- TASK DETAILS:
Find the lines containing "Giorni" and say how many there are, with no other words.

┌──

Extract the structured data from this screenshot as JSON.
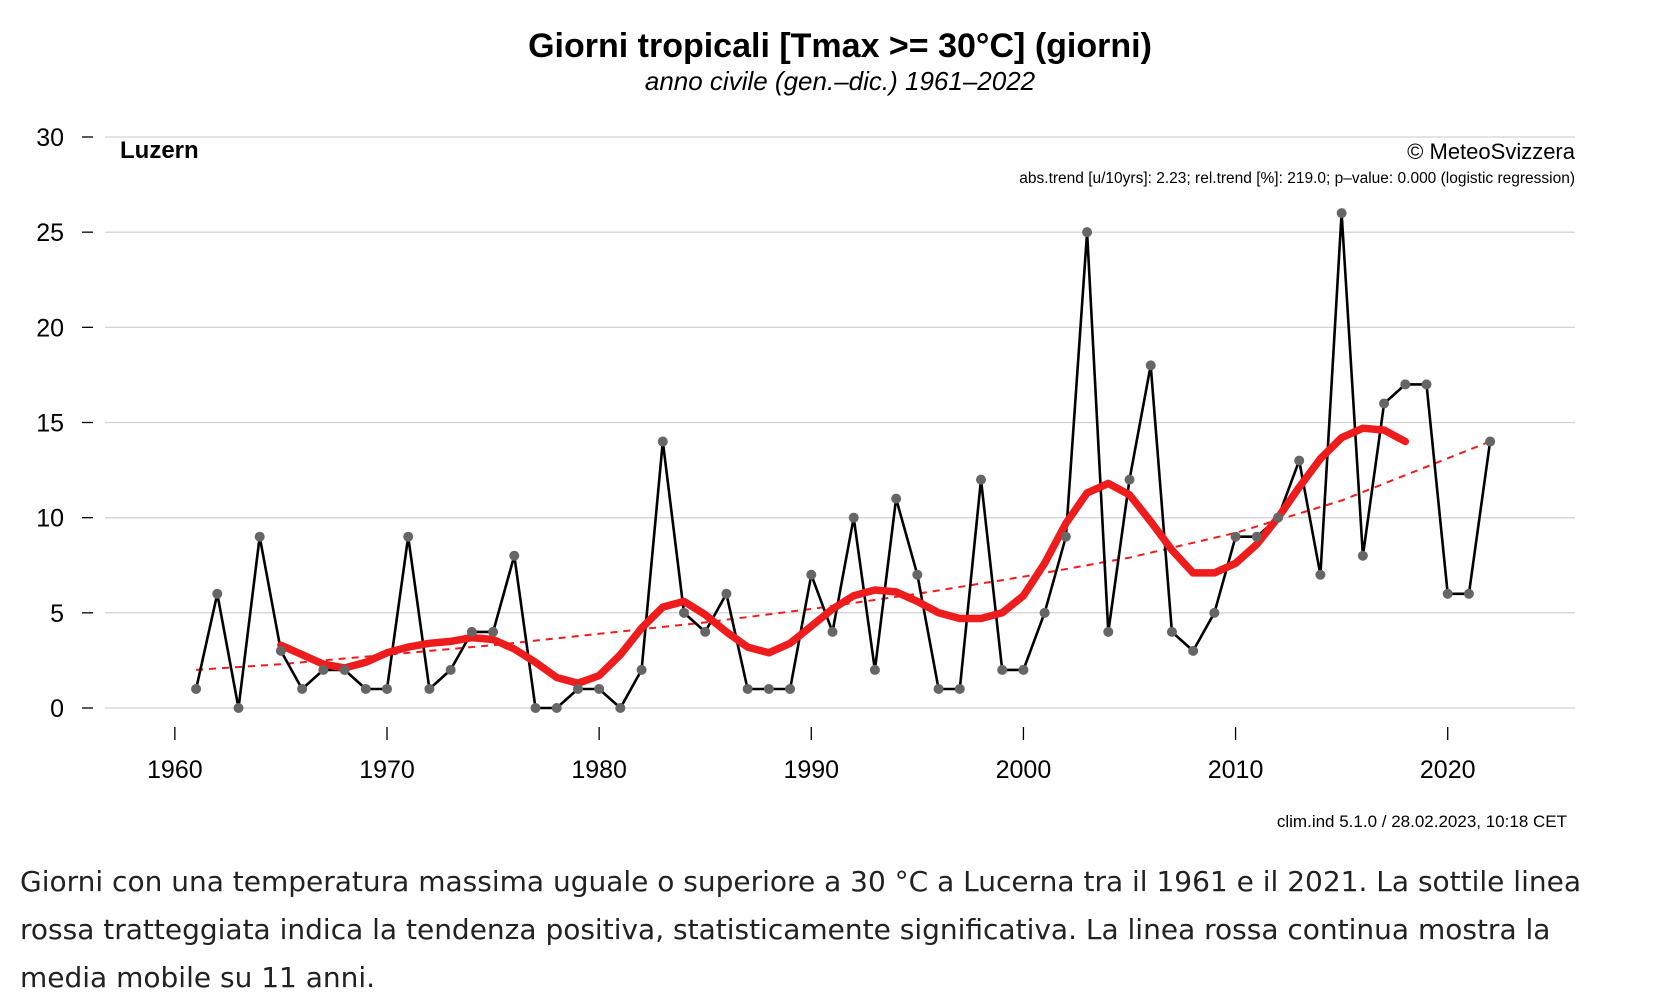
{
  "chart_data": {
    "type": "line",
    "title": "Giorni tropicali [Tmax >= 30°C] (giorni)",
    "subtitle": "anno civile (gen.–dic.) 1961–2022",
    "station": "Luzern",
    "copyright": "© MeteoSvizzera",
    "trend_note": "abs.trend [u/10yrs]:  2.23; rel.trend [%]: 219.0; p–value: 0.000 (logistic regression)",
    "footer": "clim.ind 5.1.0 / 28.02.2023, 10:18 CET",
    "xlim": [
      1956,
      2026
    ],
    "ylim": [
      0,
      30
    ],
    "x_ticks": [
      1960,
      1970,
      1980,
      1990,
      2000,
      2010,
      2020
    ],
    "y_ticks": [
      0,
      5,
      10,
      15,
      20,
      25,
      30
    ],
    "grid": true,
    "series": [
      {
        "x": [
          1961,
          1962,
          1963,
          1964,
          1965,
          1966,
          1967,
          1968,
          1969,
          1970,
          1971,
          1972,
          1973,
          1974,
          1975,
          1976,
          1977,
          1978,
          1979,
          1980,
          1981,
          1982,
          1983,
          1984,
          1985,
          1986,
          1987,
          1988,
          1989,
          1990,
          1991,
          1992,
          1993,
          1994,
          1995,
          1996,
          1997,
          1998,
          1999,
          2000,
          2001,
          2002,
          2003,
          2004,
          2005,
          2006,
          2007,
          2008,
          2009,
          2010,
          2011,
          2012,
          2013,
          2014,
          2015,
          2016,
          2017,
          2018,
          2019,
          2020,
          2021,
          2022
        ],
        "values": [
          1,
          6,
          0,
          9,
          3,
          1,
          2,
          2,
          1,
          1,
          9,
          1,
          2,
          4,
          4,
          8,
          0,
          0,
          1,
          1,
          0,
          2,
          14,
          5,
          4,
          6,
          1,
          1,
          1,
          7,
          4,
          10,
          2,
          11,
          7,
          1,
          1,
          12,
          2,
          2,
          5,
          9,
          25,
          4,
          12,
          18,
          4,
          3,
          5,
          9,
          9,
          10,
          13,
          7,
          26,
          8,
          16,
          17,
          17,
          6,
          6,
          14
        ],
        "color": "#000000"
      },
      {
        "x": [
          1965,
          1966,
          1967,
          1968,
          1969,
          1970,
          1971,
          1972,
          1973,
          1974,
          1975,
          1976,
          1977,
          1978,
          1979,
          1980,
          1981,
          1982,
          1983,
          1984,
          1985,
          1986,
          1987,
          1988,
          1989,
          1990,
          1991,
          1992,
          1993,
          1994,
          1995,
          1996,
          1997,
          1998,
          1999,
          2000,
          2001,
          2002,
          2003,
          2004,
          2005,
          2006,
          2007,
          2008,
          2009,
          2010,
          2011,
          2012,
          2013,
          2014,
          2015,
          2016,
          2017,
          2018
        ],
        "values": [
          3.3,
          2.8,
          2.3,
          2.1,
          2.4,
          2.9,
          3.2,
          3.4,
          3.5,
          3.7,
          3.6,
          3.1,
          2.4,
          1.6,
          1.3,
          1.7,
          2.8,
          4.2,
          5.3,
          5.6,
          4.9,
          4.0,
          3.2,
          2.9,
          3.4,
          4.3,
          5.2,
          5.9,
          6.2,
          6.1,
          5.6,
          5.0,
          4.7,
          4.7,
          5.0,
          5.9,
          7.6,
          9.7,
          11.3,
          11.8,
          11.2,
          9.8,
          8.3,
          7.1,
          7.1,
          7.6,
          8.6,
          10.0,
          11.6,
          13.1,
          14.2,
          14.7,
          14.6,
          14.0
        ],
        "color": "#ee1c1c"
      },
      {
        "x": [
          1961,
          1965,
          1970,
          1975,
          1980,
          1985,
          1990,
          1995,
          2000,
          2005,
          2010,
          2015,
          2022
        ],
        "values": [
          2.0,
          2.3,
          2.8,
          3.3,
          3.9,
          4.5,
          5.2,
          6.0,
          6.9,
          7.9,
          9.2,
          10.9,
          14.0
        ],
        "color": "#ee1c1c"
      }
    ]
  },
  "caption": "Giorni con una temperatura massima uguale o superiore a 30 °C a Lucerna tra il 1961 e il 2021. La sottile linea rossa tratteggiata indica la tendenza positiva, statisticamente significativa. La linea rossa continua mostra la media mobile su 11 anni."
}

└──

- RESPONSE TO THIS EXERCISE:
2